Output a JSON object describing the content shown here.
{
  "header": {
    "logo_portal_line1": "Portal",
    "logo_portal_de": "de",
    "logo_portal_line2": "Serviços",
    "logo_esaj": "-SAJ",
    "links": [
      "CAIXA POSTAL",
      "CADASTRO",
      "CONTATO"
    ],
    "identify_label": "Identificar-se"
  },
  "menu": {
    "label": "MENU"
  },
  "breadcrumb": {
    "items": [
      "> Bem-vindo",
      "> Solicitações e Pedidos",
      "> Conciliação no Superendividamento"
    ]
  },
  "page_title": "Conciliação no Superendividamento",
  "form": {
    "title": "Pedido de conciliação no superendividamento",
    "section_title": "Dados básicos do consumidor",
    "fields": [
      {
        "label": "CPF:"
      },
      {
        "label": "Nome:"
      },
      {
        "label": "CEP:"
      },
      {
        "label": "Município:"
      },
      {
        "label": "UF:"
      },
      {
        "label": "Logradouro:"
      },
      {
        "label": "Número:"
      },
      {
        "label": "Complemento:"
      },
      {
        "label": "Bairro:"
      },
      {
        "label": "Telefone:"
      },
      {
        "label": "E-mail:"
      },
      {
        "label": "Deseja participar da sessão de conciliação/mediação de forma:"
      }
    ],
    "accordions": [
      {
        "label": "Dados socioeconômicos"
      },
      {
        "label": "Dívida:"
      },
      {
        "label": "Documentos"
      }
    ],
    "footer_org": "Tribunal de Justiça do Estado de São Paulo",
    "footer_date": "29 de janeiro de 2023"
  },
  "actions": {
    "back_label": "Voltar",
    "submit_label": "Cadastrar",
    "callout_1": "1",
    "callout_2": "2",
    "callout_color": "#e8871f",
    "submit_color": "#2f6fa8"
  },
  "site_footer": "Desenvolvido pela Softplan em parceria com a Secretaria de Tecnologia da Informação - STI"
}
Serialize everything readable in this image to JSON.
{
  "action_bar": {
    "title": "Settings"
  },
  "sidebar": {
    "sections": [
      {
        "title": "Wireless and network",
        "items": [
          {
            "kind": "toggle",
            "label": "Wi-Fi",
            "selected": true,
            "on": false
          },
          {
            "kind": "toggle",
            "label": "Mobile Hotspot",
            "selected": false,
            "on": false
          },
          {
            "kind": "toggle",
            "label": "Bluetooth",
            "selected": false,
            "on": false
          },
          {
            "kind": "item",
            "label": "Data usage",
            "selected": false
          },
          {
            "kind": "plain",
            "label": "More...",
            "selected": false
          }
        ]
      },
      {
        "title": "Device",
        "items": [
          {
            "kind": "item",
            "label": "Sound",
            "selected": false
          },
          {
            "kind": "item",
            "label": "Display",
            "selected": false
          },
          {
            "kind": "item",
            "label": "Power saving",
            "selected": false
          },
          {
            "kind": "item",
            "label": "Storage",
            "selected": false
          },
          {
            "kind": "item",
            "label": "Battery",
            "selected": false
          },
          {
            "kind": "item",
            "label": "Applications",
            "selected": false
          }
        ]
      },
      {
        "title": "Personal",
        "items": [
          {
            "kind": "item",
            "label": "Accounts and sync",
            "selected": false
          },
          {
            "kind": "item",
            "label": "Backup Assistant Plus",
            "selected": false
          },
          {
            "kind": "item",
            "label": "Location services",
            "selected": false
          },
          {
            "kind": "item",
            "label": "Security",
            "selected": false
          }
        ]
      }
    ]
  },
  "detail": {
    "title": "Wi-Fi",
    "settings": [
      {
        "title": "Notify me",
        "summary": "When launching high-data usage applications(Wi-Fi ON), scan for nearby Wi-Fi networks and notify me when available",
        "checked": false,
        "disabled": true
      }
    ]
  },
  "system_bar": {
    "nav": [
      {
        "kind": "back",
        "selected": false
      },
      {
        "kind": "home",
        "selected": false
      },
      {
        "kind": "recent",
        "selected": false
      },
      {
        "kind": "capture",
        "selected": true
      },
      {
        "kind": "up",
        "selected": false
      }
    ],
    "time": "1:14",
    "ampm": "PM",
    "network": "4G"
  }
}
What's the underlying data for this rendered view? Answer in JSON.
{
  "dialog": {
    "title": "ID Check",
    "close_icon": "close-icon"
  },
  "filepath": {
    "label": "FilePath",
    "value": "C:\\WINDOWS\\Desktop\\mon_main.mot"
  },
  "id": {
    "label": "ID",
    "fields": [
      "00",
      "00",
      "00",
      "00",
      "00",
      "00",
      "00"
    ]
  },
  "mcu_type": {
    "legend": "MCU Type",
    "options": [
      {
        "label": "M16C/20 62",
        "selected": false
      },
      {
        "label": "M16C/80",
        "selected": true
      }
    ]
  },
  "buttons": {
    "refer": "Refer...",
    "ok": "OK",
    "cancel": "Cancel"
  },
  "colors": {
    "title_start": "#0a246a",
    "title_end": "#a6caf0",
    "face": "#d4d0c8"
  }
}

** Task to complete **
Please set down the whole listing above without altering a single line.

** Solution for this task **
Output a JSON object describing the content shown here.
{
  "header": {
    "logo_portal_line1": "Portal",
    "logo_portal_de": "de",
    "logo_portal_line2": "Serviços",
    "logo_esaj": "-SAJ",
    "links": [
      "CAIXA POSTAL",
      "CADASTRO",
      "CONTATO"
    ],
    "identify_label": "Identificar-se"
  },
  "menu": {
    "label": "MENU"
  },
  "breadcrumb": {
    "items": [
      "> Bem-vindo",
      "> Solicitações e Pedidos",
      "> Conciliação no Superendividamento"
    ]
  },
  "page_title": "Conciliação no Superendividamento",
  "form": {
    "title": "Pedido de conciliação no superendividamento",
    "section_title": "Dados básicos do consumidor",
    "fields": [
      {
        "label": "CPF:"
      },
      {
        "label": "Nome:"
      },
      {
        "label": "CEP:"
      },
      {
        "label": "Município:"
      },
      {
        "label": "UF:"
      },
      {
        "label": "Logradouro:"
      },
      {
        "label": "Número:"
      },
      {
        "label": "Complemento:"
      },
      {
        "label": "Bairro:"
      },
      {
        "label": "Telefone:"
      },
      {
        "label": "E-mail:"
      },
      {
        "label": "Deseja participar da sessão de conciliação/mediação de forma:"
      }
    ],
    "accordions": [
      {
        "label": "Dados socioeconômicos"
      },
      {
        "label": "Dívida:"
      },
      {
        "label": "Documentos"
      }
    ],
    "footer_org": "Tribunal de Justiça do Estado de São Paulo",
    "footer_date": "29 de janeiro de 2023"
  },
  "actions": {
    "back_label": "Voltar",
    "submit_label": "Cadastrar",
    "callout_1": "1",
    "callout_2": "2",
    "callout_color": "#e8871f",
    "submit_color": "#2f6fa8"
  },
  "site_footer": "Desenvolvido pela Softplan em parceria com a Secretaria de Tecnologia da Informação - STI"
}
Serialize everything readable in this image to JSON.
{
  "action_bar": {
    "title": "Settings"
  },
  "sidebar": {
    "sections": [
      {
        "title": "Wireless and network",
        "items": [
          {
            "kind": "toggle",
            "label": "Wi-Fi",
            "selected": true,
            "on": false
          },
          {
            "kind": "toggle",
            "label": "Mobile Hotspot",
            "selected": false,
            "on": false
          },
          {
            "kind": "toggle",
            "label": "Bluetooth",
            "selected": false,
            "on": false
          },
          {
            "kind": "item",
            "label": "Data usage",
            "selected": false
          },
          {
            "kind": "plain",
            "label": "More...",
            "selected": false
          }
        ]
      },
      {
        "title": "Device",
        "items": [
          {
            "kind": "item",
            "label": "Sound",
            "selected": false
          },
          {
            "kind": "item",
            "label": "Display",
            "selected": false
          },
          {
            "kind": "item",
            "label": "Power saving",
            "selected": false
          },
          {
            "kind": "item",
            "label": "Storage",
            "selected": false
          },
          {
            "kind": "item",
            "label": "Battery",
            "selected": false
          },
          {
            "kind": "item",
            "label": "Applications",
            "selected": false
          }
        ]
      },
      {
        "title": "Personal",
        "items": [
          {
            "kind": "item",
            "label": "Accounts and sync",
            "selected": false
          },
          {
            "kind": "item",
            "label": "Backup Assistant Plus",
            "selected": false
          },
          {
            "kind": "item",
            "label": "Location services",
            "selected": false
          },
          {
            "kind": "item",
            "label": "Security",
            "selected": false
          }
        ]
      }
    ]
  },
  "detail": {
    "title": "Wi-Fi",
    "settings": [
      {
        "title": "Notify me",
        "summary": "When launching high-data usage applications(Wi-Fi ON), scan for nearby Wi-Fi networks and notify me when available",
        "checked": false,
        "disabled": true
      }
    ]
  },
  "system_bar": {
    "nav": [
      {
        "kind": "back",
        "selected": false
      },
      {
        "kind": "home",
        "selected": false
      },
      {
        "kind": "recent",
        "selected": false
      },
      {
        "kind": "capture",
        "selected": true
      },
      {
        "kind": "up",
        "selected": false
      }
    ],
    "time": "1:14",
    "ampm": "PM",
    "network": "4G"
  }
}
What's the underlying data for this rendered view? Answer in JSON.
{
  "dialog": {
    "title": "ID Check",
    "close_icon": "close-icon"
  },
  "filepath": {
    "label": "FilePath",
    "value": "C:\\WINDOWS\\Desktop\\mon_main.mot"
  },
  "id": {
    "label": "ID",
    "fields": [
      "00",
      "00",
      "00",
      "00",
      "00",
      "00",
      "00"
    ]
  },
  "mcu_type": {
    "legend": "MCU Type",
    "options": [
      {
        "label": "M16C/20 62",
        "selected": false
      },
      {
        "label": "M16C/80",
        "selected": true
      }
    ]
  },
  "buttons": {
    "refer": "Refer...",
    "ok": "OK",
    "cancel": "Cancel"
  },
  "colors": {
    "title_start": "#0a246a",
    "title_end": "#a6caf0",
    "face": "#d4d0c8"
  }
}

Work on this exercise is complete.